=== Data for this exercise ===
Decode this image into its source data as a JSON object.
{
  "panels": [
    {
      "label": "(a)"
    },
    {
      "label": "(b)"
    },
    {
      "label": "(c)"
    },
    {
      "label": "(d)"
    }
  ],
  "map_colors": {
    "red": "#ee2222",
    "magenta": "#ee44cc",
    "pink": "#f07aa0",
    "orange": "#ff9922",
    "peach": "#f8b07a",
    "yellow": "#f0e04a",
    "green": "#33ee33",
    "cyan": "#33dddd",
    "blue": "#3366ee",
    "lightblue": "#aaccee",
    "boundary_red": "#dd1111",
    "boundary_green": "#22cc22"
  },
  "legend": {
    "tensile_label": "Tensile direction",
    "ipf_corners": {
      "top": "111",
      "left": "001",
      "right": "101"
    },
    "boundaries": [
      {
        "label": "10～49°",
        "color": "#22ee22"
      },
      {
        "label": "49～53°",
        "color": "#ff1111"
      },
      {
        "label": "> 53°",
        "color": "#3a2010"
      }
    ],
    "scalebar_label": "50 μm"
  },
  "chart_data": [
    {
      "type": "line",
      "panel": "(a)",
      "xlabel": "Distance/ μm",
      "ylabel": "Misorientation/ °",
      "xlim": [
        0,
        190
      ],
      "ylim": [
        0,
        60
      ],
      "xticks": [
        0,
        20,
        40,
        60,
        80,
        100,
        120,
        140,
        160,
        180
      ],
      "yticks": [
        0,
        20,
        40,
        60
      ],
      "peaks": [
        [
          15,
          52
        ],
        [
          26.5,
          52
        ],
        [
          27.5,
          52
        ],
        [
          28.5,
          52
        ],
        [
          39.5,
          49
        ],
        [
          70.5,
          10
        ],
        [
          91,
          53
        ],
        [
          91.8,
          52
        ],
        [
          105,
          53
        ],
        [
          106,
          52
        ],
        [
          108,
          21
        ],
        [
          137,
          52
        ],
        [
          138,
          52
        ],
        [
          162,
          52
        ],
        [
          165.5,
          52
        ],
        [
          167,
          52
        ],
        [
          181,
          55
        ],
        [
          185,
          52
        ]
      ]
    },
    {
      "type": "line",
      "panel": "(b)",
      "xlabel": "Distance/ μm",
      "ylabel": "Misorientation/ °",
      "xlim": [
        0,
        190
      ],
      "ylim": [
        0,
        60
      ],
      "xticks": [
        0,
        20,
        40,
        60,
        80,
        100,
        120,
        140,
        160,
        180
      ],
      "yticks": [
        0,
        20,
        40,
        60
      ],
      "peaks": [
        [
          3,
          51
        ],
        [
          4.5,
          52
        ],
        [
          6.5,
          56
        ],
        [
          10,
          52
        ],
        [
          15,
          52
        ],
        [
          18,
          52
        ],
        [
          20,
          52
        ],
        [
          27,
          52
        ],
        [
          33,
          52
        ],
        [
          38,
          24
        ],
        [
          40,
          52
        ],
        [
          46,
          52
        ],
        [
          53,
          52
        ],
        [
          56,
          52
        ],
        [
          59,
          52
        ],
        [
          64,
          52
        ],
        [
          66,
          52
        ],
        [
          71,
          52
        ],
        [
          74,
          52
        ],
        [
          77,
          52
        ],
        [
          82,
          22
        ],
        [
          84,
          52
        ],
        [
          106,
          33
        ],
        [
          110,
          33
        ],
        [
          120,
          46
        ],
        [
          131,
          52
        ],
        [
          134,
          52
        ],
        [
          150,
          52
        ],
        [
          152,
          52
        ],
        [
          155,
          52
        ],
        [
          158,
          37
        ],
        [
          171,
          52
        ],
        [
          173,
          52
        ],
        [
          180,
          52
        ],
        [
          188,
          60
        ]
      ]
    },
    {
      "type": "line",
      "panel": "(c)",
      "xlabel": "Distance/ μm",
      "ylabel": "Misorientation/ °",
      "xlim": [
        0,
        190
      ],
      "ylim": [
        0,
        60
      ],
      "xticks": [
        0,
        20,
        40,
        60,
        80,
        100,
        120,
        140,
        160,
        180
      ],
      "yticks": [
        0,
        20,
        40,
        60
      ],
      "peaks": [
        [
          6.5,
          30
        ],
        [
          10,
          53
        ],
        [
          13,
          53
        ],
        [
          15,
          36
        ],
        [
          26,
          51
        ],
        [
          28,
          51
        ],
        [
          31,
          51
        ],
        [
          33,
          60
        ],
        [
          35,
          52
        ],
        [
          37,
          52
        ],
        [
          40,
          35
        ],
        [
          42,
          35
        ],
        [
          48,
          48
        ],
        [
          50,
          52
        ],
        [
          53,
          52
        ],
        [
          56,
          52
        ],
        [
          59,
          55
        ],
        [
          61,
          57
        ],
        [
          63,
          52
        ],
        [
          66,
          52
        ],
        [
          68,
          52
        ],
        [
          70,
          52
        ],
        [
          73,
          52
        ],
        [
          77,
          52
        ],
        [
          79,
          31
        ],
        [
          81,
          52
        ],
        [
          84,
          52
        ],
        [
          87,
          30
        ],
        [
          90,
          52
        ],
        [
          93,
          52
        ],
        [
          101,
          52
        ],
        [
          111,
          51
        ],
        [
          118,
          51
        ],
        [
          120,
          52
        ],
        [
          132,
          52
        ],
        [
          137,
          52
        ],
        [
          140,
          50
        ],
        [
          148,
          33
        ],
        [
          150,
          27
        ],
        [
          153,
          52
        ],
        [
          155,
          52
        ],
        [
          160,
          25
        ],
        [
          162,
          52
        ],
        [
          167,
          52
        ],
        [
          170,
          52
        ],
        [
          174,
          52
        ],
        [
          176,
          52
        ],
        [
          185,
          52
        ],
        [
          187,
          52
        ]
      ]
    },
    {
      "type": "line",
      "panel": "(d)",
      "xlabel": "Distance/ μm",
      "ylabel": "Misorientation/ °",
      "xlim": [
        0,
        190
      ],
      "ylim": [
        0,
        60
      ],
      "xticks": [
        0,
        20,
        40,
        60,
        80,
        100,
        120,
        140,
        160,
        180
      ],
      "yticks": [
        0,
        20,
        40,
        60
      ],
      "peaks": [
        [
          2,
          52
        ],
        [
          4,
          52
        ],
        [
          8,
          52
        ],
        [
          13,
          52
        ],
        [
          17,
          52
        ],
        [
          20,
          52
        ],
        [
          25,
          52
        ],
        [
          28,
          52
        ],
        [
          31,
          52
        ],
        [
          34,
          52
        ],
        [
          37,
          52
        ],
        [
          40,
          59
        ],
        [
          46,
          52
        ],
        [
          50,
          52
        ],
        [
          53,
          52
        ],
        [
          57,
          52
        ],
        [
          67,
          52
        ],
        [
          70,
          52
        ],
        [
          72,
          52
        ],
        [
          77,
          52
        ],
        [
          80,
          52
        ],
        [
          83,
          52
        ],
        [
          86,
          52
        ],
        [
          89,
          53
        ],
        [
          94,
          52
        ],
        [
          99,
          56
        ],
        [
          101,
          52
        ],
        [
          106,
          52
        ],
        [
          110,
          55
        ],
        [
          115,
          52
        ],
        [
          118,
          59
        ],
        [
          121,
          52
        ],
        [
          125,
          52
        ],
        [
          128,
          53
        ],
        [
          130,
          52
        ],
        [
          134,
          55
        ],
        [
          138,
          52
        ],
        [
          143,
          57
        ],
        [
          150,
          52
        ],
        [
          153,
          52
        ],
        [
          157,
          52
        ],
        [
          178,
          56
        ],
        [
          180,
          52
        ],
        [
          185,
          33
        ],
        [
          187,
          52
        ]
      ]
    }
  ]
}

=== What is needed ===
From the records above, please extract every line and repeat it exactly.

=== Full answer ===
Decode this image into its source data as a JSON object.
{
  "panels": [
    {
      "label": "(a)"
    },
    {
      "label": "(b)"
    },
    {
      "label": "(c)"
    },
    {
      "label": "(d)"
    }
  ],
  "map_colors": {
    "red": "#ee2222",
    "magenta": "#ee44cc",
    "pink": "#f07aa0",
    "orange": "#ff9922",
    "peach": "#f8b07a",
    "yellow": "#f0e04a",
    "green": "#33ee33",
    "cyan": "#33dddd",
    "blue": "#3366ee",
    "lightblue": "#aaccee",
    "boundary_red": "#dd1111",
    "boundary_green": "#22cc22"
  },
  "legend": {
    "tensile_label": "Tensile direction",
    "ipf_corners": {
      "top": "111",
      "left": "001",
      "right": "101"
    },
    "boundaries": [
      {
        "label": "10～49°",
        "color": "#22ee22"
      },
      {
        "label": "49～53°",
        "color": "#ff1111"
      },
      {
        "label": "> 53°",
        "color": "#3a2010"
      }
    ],
    "scalebar_label": "50 μm"
  },
  "chart_data": [
    {
      "type": "line",
      "panel": "(a)",
      "xlabel": "Distance/ μm",
      "ylabel": "Misorientation/ °",
      "xlim": [
        0,
        190
      ],
      "ylim": [
        0,
        60
      ],
      "xticks": [
        0,
        20,
        40,
        60,
        80,
        100,
        120,
        140,
        160,
        180
      ],
      "yticks": [
        0,
        20,
        40,
        60
      ],
      "peaks": [
        [
          15,
          52
        ],
        [
          26.5,
          52
        ],
        [
          27.5,
          52
        ],
        [
          28.5,
          52
        ],
        [
          39.5,
          49
        ],
        [
          70.5,
          10
        ],
        [
          91,
          53
        ],
        [
          91.8,
          52
        ],
        [
          105,
          53
        ],
        [
          106,
          52
        ],
        [
          108,
          21
        ],
        [
          137,
          52
        ],
        [
          138,
          52
        ],
        [
          162,
          52
        ],
        [
          165.5,
          52
        ],
        [
          167,
          52
        ],
        [
          181,
          55
        ],
        [
          185,
          52
        ]
      ]
    },
    {
      "type": "line",
      "panel": "(b)",
      "xlabel": "Distance/ μm",
      "ylabel": "Misorientation/ °",
      "xlim": [
        0,
        190
      ],
      "ylim": [
        0,
        60
      ],
      "xticks": [
        0,
        20,
        40,
        60,
        80,
        100,
        120,
        140,
        160,
        180
      ],
      "yticks": [
        0,
        20,
        40,
        60
      ],
      "peaks": [
        [
          3,
          51
        ],
        [
          4.5,
          52
        ],
        [
          6.5,
          56
        ],
        [
          10,
          52
        ],
        [
          15,
          52
        ],
        [
          18,
          52
        ],
        [
          20,
          52
        ],
        [
          27,
          52
        ],
        [
          33,
          52
        ],
        [
          38,
          24
        ],
        [
          40,
          52
        ],
        [
          46,
          52
        ],
        [
          53,
          52
        ],
        [
          56,
          52
        ],
        [
          59,
          52
        ],
        [
          64,
          52
        ],
        [
          66,
          52
        ],
        [
          71,
          52
        ],
        [
          74,
          52
        ],
        [
          77,
          52
        ],
        [
          82,
          22
        ],
        [
          84,
          52
        ],
        [
          106,
          33
        ],
        [
          110,
          33
        ],
        [
          120,
          46
        ],
        [
          131,
          52
        ],
        [
          134,
          52
        ],
        [
          150,
          52
        ],
        [
          152,
          52
        ],
        [
          155,
          52
        ],
        [
          158,
          37
        ],
        [
          171,
          52
        ],
        [
          173,
          52
        ],
        [
          180,
          52
        ],
        [
          188,
          60
        ]
      ]
    },
    {
      "type": "line",
      "panel": "(c)",
      "xlabel": "Distance/ μm",
      "ylabel": "Misorientation/ °",
      "xlim": [
        0,
        190
      ],
      "ylim": [
        0,
        60
      ],
      "xticks": [
        0,
        20,
        40,
        60,
        80,
        100,
        120,
        140,
        160,
        180
      ],
      "yticks": [
        0,
        20,
        40,
        60
      ],
      "peaks": [
        [
          6.5,
          30
        ],
        [
          10,
          53
        ],
        [
          13,
          53
        ],
        [
          15,
          36
        ],
        [
          26,
          51
        ],
        [
          28,
          51
        ],
        [
          31,
          51
        ],
        [
          33,
          60
        ],
        [
          35,
          52
        ],
        [
          37,
          52
        ],
        [
          40,
          35
        ],
        [
          42,
          35
        ],
        [
          48,
          48
        ],
        [
          50,
          52
        ],
        [
          53,
          52
        ],
        [
          56,
          52
        ],
        [
          59,
          55
        ],
        [
          61,
          57
        ],
        [
          63,
          52
        ],
        [
          66,
          52
        ],
        [
          68,
          52
        ],
        [
          70,
          52
        ],
        [
          73,
          52
        ],
        [
          77,
          52
        ],
        [
          79,
          31
        ],
        [
          81,
          52
        ],
        [
          84,
          52
        ],
        [
          87,
          30
        ],
        [
          90,
          52
        ],
        [
          93,
          52
        ],
        [
          101,
          52
        ],
        [
          111,
          51
        ],
        [
          118,
          51
        ],
        [
          120,
          52
        ],
        [
          132,
          52
        ],
        [
          137,
          52
        ],
        [
          140,
          50
        ],
        [
          148,
          33
        ],
        [
          150,
          27
        ],
        [
          153,
          52
        ],
        [
          155,
          52
        ],
        [
          160,
          25
        ],
        [
          162,
          52
        ],
        [
          167,
          52
        ],
        [
          170,
          52
        ],
        [
          174,
          52
        ],
        [
          176,
          52
        ],
        [
          185,
          52
        ],
        [
          187,
          52
        ]
      ]
    },
    {
      "type": "line",
      "panel": "(d)",
      "xlabel": "Distance/ μm",
      "ylabel": "Misorientation/ °",
      "xlim": [
        0,
        190
      ],
      "ylim": [
        0,
        60
      ],
      "xticks": [
        0,
        20,
        40,
        60,
        80,
        100,
        120,
        140,
        160,
        180
      ],
      "yticks": [
        0,
        20,
        40,
        60
      ],
      "peaks": [
        [
          2,
          52
        ],
        [
          4,
          52
        ],
        [
          8,
          52
        ],
        [
          13,
          52
        ],
        [
          17,
          52
        ],
        [
          20,
          52
        ],
        [
          25,
          52
        ],
        [
          28,
          52
        ],
        [
          31,
          52
        ],
        [
          34,
          52
        ],
        [
          37,
          52
        ],
        [
          40,
          59
        ],
        [
          46,
          52
        ],
        [
          50,
          52
        ],
        [
          53,
          52
        ],
        [
          57,
          52
        ],
        [
          67,
          52
        ],
        [
          70,
          52
        ],
        [
          72,
          52
        ],
        [
          77,
          52
        ],
        [
          80,
          52
        ],
        [
          83,
          52
        ],
        [
          86,
          52
        ],
        [
          89,
          53
        ],
        [
          94,
          52
        ],
        [
          99,
          56
        ],
        [
          101,
          52
        ],
        [
          106,
          52
        ],
        [
          110,
          55
        ],
        [
          115,
          52
        ],
        [
          118,
          59
        ],
        [
          121,
          52
        ],
        [
          125,
          52
        ],
        [
          128,
          53
        ],
        [
          130,
          52
        ],
        [
          134,
          55
        ],
        [
          138,
          52
        ],
        [
          143,
          57
        ],
        [
          150,
          52
        ],
        [
          153,
          52
        ],
        [
          157,
          52
        ],
        [
          178,
          56
        ],
        [
          180,
          52
        ],
        [
          185,
          33
        ],
        [
          187,
          52
        ]
      ]
    }
  ]
}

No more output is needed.